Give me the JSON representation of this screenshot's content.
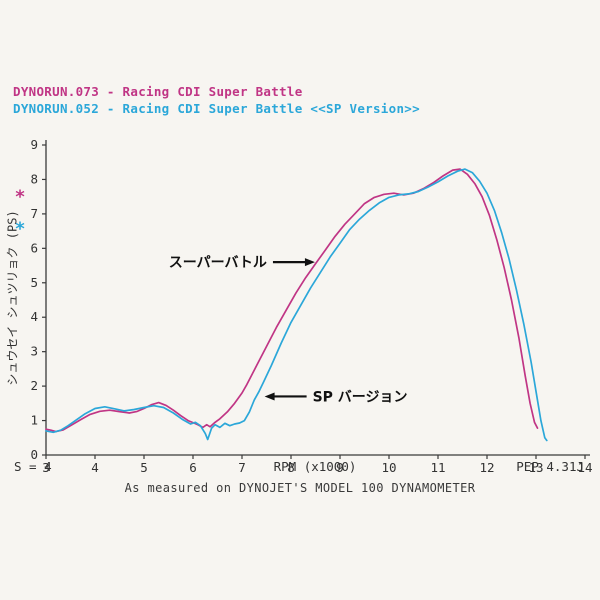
{
  "header": {
    "run1": "DYNORUN.073 - Racing CDI Super Battle",
    "run2": "DYNORUN.052 - Racing CDI Super Battle <<SP Version>>"
  },
  "footer": {
    "s_value": "S = 4",
    "version": "PEP 4.31J",
    "caption": "As measured on DYNOJET'S MODEL 100 DYNAMOMETER"
  },
  "colors": {
    "run1": "#c03585",
    "run2": "#2ba7d9",
    "axis": "#3a3a3a",
    "annotation": "#111111"
  },
  "chart_data": {
    "type": "line",
    "title": "",
    "xlabel": "RPM (x1000)",
    "ylabel": "シュウセイ シュツリョク (PS)",
    "xlim": [
      3,
      14
    ],
    "ylim": [
      0,
      9
    ],
    "x_ticks": [
      "3",
      "4",
      "5",
      "6",
      "7",
      "8",
      "9",
      "10",
      "11",
      "12",
      "13",
      "14"
    ],
    "y_ticks": [
      "0",
      "1",
      "2",
      "3",
      "4",
      "5",
      "6",
      "7",
      "8",
      "9"
    ],
    "grid": false,
    "legend_markers": [
      {
        "symbol": "*",
        "series": "run1",
        "color": "#c03585"
      },
      {
        "symbol": "*",
        "series": "run2",
        "color": "#2ba7d9"
      }
    ],
    "series": [
      {
        "name": "DYNORUN.073 - Racing CDI Super Battle",
        "key": "run1",
        "color": "#c03585",
        "points": [
          [
            3.0,
            0.75
          ],
          [
            3.1,
            0.72
          ],
          [
            3.2,
            0.68
          ],
          [
            3.35,
            0.73
          ],
          [
            3.5,
            0.85
          ],
          [
            3.7,
            1.02
          ],
          [
            3.9,
            1.18
          ],
          [
            4.1,
            1.27
          ],
          [
            4.3,
            1.3
          ],
          [
            4.5,
            1.26
          ],
          [
            4.7,
            1.22
          ],
          [
            4.85,
            1.26
          ],
          [
            5.0,
            1.35
          ],
          [
            5.15,
            1.46
          ],
          [
            5.3,
            1.52
          ],
          [
            5.45,
            1.44
          ],
          [
            5.6,
            1.3
          ],
          [
            5.75,
            1.14
          ],
          [
            5.9,
            1.0
          ],
          [
            6.0,
            0.94
          ],
          [
            6.1,
            0.88
          ],
          [
            6.2,
            0.8
          ],
          [
            6.28,
            0.88
          ],
          [
            6.35,
            0.82
          ],
          [
            6.45,
            0.95
          ],
          [
            6.55,
            1.05
          ],
          [
            6.7,
            1.25
          ],
          [
            6.85,
            1.5
          ],
          [
            7.0,
            1.8
          ],
          [
            7.1,
            2.05
          ],
          [
            7.3,
            2.6
          ],
          [
            7.5,
            3.15
          ],
          [
            7.7,
            3.7
          ],
          [
            7.9,
            4.2
          ],
          [
            8.1,
            4.7
          ],
          [
            8.3,
            5.15
          ],
          [
            8.5,
            5.55
          ],
          [
            8.7,
            5.95
          ],
          [
            8.9,
            6.35
          ],
          [
            9.1,
            6.7
          ],
          [
            9.3,
            7.0
          ],
          [
            9.5,
            7.3
          ],
          [
            9.7,
            7.48
          ],
          [
            9.9,
            7.57
          ],
          [
            10.1,
            7.6
          ],
          [
            10.3,
            7.55
          ],
          [
            10.5,
            7.6
          ],
          [
            10.7,
            7.73
          ],
          [
            10.9,
            7.9
          ],
          [
            11.1,
            8.1
          ],
          [
            11.3,
            8.27
          ],
          [
            11.45,
            8.3
          ],
          [
            11.6,
            8.15
          ],
          [
            11.75,
            7.88
          ],
          [
            11.9,
            7.5
          ],
          [
            12.05,
            6.95
          ],
          [
            12.2,
            6.25
          ],
          [
            12.35,
            5.45
          ],
          [
            12.5,
            4.5
          ],
          [
            12.65,
            3.4
          ],
          [
            12.78,
            2.3
          ],
          [
            12.88,
            1.5
          ],
          [
            12.97,
            0.95
          ],
          [
            13.03,
            0.78
          ]
        ]
      },
      {
        "name": "DYNORUN.052 - Racing CDI Super Battle <<SP Version>>",
        "key": "run2",
        "color": "#2ba7d9",
        "points": [
          [
            3.0,
            0.7
          ],
          [
            3.15,
            0.66
          ],
          [
            3.3,
            0.72
          ],
          [
            3.45,
            0.85
          ],
          [
            3.6,
            1.0
          ],
          [
            3.8,
            1.2
          ],
          [
            4.0,
            1.35
          ],
          [
            4.2,
            1.4
          ],
          [
            4.4,
            1.34
          ],
          [
            4.6,
            1.28
          ],
          [
            4.8,
            1.32
          ],
          [
            5.0,
            1.38
          ],
          [
            5.2,
            1.43
          ],
          [
            5.4,
            1.38
          ],
          [
            5.6,
            1.22
          ],
          [
            5.8,
            1.02
          ],
          [
            5.95,
            0.9
          ],
          [
            6.05,
            0.95
          ],
          [
            6.15,
            0.85
          ],
          [
            6.25,
            0.62
          ],
          [
            6.3,
            0.45
          ],
          [
            6.38,
            0.78
          ],
          [
            6.45,
            0.88
          ],
          [
            6.55,
            0.8
          ],
          [
            6.65,
            0.92
          ],
          [
            6.75,
            0.85
          ],
          [
            6.85,
            0.9
          ],
          [
            6.95,
            0.93
          ],
          [
            7.05,
            1.0
          ],
          [
            7.15,
            1.25
          ],
          [
            7.25,
            1.6
          ],
          [
            7.35,
            1.85
          ],
          [
            7.45,
            2.15
          ],
          [
            7.6,
            2.6
          ],
          [
            7.8,
            3.25
          ],
          [
            8.0,
            3.85
          ],
          [
            8.2,
            4.35
          ],
          [
            8.4,
            4.85
          ],
          [
            8.6,
            5.3
          ],
          [
            8.8,
            5.75
          ],
          [
            9.0,
            6.15
          ],
          [
            9.2,
            6.55
          ],
          [
            9.4,
            6.85
          ],
          [
            9.6,
            7.1
          ],
          [
            9.8,
            7.32
          ],
          [
            10.0,
            7.48
          ],
          [
            10.2,
            7.55
          ],
          [
            10.4,
            7.58
          ],
          [
            10.6,
            7.65
          ],
          [
            10.8,
            7.78
          ],
          [
            11.0,
            7.93
          ],
          [
            11.2,
            8.1
          ],
          [
            11.4,
            8.24
          ],
          [
            11.55,
            8.3
          ],
          [
            11.7,
            8.2
          ],
          [
            11.85,
            7.95
          ],
          [
            12.0,
            7.6
          ],
          [
            12.15,
            7.1
          ],
          [
            12.3,
            6.45
          ],
          [
            12.45,
            5.7
          ],
          [
            12.6,
            4.8
          ],
          [
            12.75,
            3.8
          ],
          [
            12.9,
            2.7
          ],
          [
            13.0,
            1.85
          ],
          [
            13.1,
            1.0
          ],
          [
            13.18,
            0.5
          ],
          [
            13.22,
            0.42
          ]
        ]
      }
    ],
    "annotations": [
      {
        "label": "スーパーバトル",
        "arrow": "right",
        "x": 8.55,
        "y": 5.6
      },
      {
        "label": "SP バージョン",
        "arrow": "left",
        "x": 7.4,
        "y": 1.7
      }
    ]
  }
}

**Job**
Pick every line with "Battle" in it and copy it.

**Final result**
    "run1": "DYNORUN.073 - Racing CDI Super Battle",
    "run2": "DYNORUN.052 - Racing CDI Super Battle <<SP Version>>"
        "name": "DYNORUN.073 - Racing CDI Super Battle",
        "name": "DYNORUN.052 - Racing CDI Super Battle <<SP Version>>",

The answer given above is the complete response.